*** Supplied entries ***

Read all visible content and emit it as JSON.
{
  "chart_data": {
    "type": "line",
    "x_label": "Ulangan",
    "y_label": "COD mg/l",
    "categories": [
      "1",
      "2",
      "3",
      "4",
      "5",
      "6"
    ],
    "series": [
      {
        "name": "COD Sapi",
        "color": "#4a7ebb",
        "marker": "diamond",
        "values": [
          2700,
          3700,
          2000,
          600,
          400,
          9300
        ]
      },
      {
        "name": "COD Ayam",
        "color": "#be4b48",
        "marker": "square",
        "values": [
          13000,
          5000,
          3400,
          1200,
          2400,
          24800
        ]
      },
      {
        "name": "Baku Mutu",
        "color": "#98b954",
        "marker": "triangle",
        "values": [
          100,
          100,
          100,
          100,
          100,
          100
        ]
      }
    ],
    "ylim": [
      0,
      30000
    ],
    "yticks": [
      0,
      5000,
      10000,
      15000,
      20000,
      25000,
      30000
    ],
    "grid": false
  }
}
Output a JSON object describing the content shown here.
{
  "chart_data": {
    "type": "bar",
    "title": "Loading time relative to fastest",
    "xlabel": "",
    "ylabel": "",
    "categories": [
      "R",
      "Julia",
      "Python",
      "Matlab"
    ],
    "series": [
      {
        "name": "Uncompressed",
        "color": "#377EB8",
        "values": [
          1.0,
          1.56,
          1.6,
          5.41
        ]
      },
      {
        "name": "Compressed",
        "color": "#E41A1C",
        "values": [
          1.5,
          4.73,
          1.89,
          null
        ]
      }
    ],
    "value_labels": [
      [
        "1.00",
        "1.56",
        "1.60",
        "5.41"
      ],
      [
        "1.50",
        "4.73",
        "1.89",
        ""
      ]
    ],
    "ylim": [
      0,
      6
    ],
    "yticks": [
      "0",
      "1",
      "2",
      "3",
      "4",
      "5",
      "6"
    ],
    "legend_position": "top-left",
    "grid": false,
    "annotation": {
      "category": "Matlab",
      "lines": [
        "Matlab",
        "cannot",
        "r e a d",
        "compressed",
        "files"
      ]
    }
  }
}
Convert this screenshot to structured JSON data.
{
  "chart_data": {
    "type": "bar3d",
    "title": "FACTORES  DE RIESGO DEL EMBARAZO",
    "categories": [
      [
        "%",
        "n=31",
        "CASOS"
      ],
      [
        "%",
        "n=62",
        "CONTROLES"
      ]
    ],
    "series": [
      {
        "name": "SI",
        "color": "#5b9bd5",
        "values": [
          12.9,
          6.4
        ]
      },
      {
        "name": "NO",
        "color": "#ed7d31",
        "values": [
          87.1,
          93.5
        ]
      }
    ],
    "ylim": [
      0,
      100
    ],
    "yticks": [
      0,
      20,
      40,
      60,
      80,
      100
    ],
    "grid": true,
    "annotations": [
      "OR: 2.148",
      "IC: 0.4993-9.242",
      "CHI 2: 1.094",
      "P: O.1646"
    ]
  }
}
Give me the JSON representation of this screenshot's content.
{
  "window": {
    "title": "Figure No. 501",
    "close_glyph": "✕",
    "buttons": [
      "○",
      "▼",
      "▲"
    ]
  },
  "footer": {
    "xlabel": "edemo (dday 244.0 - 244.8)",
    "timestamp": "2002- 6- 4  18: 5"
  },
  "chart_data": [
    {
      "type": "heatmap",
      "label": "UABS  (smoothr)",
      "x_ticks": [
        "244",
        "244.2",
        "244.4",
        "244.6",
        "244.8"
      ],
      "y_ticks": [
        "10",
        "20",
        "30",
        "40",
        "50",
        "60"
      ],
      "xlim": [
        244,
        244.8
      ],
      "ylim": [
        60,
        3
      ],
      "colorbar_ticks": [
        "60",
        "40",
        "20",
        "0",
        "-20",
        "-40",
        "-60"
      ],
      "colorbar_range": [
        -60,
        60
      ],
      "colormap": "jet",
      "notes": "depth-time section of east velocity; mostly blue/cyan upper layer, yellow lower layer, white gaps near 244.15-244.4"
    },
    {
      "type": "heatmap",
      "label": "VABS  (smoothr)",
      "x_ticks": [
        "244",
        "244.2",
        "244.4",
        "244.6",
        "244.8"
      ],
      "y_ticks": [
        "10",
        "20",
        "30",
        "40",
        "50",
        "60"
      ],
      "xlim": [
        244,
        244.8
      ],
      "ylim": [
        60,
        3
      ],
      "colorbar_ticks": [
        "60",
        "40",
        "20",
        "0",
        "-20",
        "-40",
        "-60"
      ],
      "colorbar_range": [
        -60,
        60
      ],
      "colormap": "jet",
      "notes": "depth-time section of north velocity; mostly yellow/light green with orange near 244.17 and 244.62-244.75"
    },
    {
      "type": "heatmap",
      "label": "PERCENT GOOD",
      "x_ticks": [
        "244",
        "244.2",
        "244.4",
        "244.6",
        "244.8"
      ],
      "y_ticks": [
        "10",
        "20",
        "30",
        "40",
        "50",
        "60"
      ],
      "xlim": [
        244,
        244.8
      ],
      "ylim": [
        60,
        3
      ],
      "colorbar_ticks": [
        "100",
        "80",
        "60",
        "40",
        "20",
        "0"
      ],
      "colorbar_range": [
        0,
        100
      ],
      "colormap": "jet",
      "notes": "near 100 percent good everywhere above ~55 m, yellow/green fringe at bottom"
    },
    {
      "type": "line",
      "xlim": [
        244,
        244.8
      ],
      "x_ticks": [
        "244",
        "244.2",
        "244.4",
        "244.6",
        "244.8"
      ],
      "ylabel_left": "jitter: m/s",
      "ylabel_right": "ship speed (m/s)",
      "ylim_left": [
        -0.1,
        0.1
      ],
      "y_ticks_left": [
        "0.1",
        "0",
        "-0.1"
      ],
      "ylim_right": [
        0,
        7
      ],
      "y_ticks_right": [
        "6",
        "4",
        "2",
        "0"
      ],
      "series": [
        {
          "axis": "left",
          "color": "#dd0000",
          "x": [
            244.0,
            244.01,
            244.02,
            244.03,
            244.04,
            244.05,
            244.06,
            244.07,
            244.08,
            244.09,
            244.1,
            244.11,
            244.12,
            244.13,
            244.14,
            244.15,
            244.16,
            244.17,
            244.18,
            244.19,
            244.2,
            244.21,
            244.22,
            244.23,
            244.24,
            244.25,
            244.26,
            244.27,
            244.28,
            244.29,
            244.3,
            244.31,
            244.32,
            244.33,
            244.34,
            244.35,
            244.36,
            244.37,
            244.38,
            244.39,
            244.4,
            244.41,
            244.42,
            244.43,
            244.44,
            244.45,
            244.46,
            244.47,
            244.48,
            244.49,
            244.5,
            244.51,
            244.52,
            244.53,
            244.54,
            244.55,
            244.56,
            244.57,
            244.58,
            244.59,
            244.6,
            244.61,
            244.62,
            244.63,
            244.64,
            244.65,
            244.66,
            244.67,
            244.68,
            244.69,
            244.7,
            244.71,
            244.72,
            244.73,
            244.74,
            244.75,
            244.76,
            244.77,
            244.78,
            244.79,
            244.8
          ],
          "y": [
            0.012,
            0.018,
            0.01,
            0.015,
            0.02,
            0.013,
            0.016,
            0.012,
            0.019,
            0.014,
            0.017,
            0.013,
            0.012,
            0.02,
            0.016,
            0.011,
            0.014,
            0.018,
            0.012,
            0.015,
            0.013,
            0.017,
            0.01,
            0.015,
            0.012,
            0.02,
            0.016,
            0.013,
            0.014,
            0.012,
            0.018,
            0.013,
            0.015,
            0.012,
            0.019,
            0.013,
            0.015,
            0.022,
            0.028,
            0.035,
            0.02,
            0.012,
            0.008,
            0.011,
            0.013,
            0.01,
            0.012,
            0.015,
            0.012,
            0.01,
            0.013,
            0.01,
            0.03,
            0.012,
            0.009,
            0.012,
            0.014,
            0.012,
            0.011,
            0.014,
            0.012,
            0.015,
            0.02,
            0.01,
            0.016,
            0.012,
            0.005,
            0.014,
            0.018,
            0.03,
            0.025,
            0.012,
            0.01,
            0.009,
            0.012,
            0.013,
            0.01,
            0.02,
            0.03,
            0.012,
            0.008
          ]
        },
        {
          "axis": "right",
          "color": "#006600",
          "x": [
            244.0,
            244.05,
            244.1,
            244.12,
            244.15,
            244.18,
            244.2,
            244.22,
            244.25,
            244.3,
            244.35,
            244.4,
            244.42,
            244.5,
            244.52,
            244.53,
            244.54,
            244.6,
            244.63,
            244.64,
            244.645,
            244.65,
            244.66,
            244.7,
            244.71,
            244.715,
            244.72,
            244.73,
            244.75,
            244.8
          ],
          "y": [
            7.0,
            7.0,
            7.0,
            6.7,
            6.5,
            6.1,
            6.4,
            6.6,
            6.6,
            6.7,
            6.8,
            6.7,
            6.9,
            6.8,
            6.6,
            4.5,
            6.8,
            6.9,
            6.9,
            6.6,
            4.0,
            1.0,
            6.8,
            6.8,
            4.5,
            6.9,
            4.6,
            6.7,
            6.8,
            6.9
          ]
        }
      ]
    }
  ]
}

***

▶ _Short exercise_:
Look through the entries above. Extract each line with the word "screenshot".

▶ _Answer_:
Convert this screenshot to structured JSON data.
Give me the JSON representation of this screenshot's content.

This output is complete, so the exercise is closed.